Pages are contributions that do NOT go into the blogroll / continuous feed.  You have to specifically make them visible in some way or other, e.g., by including them in a sidebar or top bar menu which then links to the page in question (or by linking there from another page).

Also, pages do not have a comment function (though on WP you can “like” them).

Thus, pages are a great place for permanent admin announcements — e.g., the Bingo Rules on this blog are formatted as a page.  So is my main Literature index on my personal blog.

Projects are essentially a combination / cross section of posts and pages.  Like posts, they allow for both comments and “likes”.  However, like pages, they do not appear in the main blogroll / feed but have to be made visible in another way (e.g., as part of a menu).  The black admin sidebar category under which you find all of a given blog’s projects is called “Portfolio” (it sits right under “Pages”).  Also, projects do not share the blog posts’ tags and categories: that way, you can (inter alia) create one or more separate feeds for your projects to which you can also link (instead of just to a single project) from a menu.

I think on this blog, “projects” may be a good tool for every type of post that, on the one hand, we want site members to be able to access at all times without having to search the main blogroll / feed, and which on the other hand, we want people to be able to comment on.

● **What is required**
Give again the part of the passage on blog pages and projects that opens with the words containing "Thus, pages are" and closes with "my personal blog.", swapping "announcements" for "notices". The records come from a separate source.

● **Record extracts**

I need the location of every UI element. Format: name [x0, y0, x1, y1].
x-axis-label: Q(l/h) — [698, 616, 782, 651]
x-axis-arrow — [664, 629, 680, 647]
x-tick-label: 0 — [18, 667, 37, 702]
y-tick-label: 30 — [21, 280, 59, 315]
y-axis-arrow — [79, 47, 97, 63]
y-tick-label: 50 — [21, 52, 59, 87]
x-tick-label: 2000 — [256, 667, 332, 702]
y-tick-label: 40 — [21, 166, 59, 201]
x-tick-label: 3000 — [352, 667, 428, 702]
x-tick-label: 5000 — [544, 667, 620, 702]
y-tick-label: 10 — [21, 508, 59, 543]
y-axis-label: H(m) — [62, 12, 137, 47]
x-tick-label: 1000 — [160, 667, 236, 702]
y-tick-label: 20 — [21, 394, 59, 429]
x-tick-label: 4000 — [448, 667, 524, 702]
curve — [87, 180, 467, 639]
---
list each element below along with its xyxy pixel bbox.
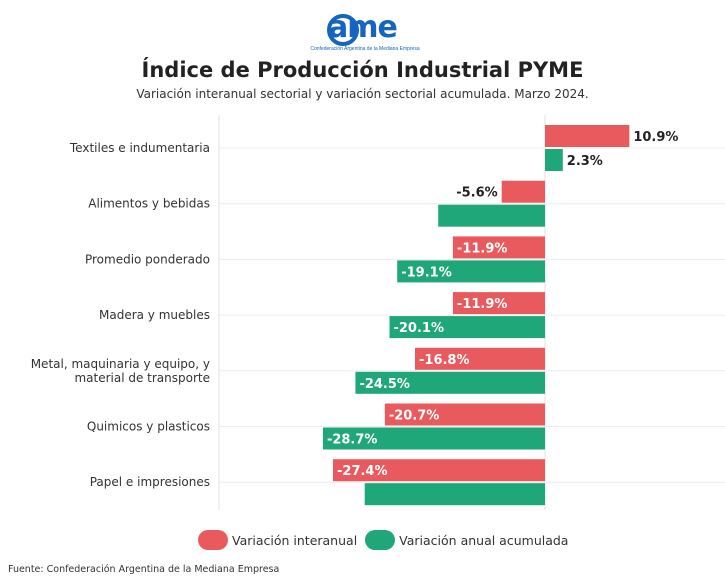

● **Solution to the exercise**
Thus, pages are a great place for permanent admin notices — e.g., the Bingo Rules on this blog are formatted as a page.  So is my main Literature index on my personal blog.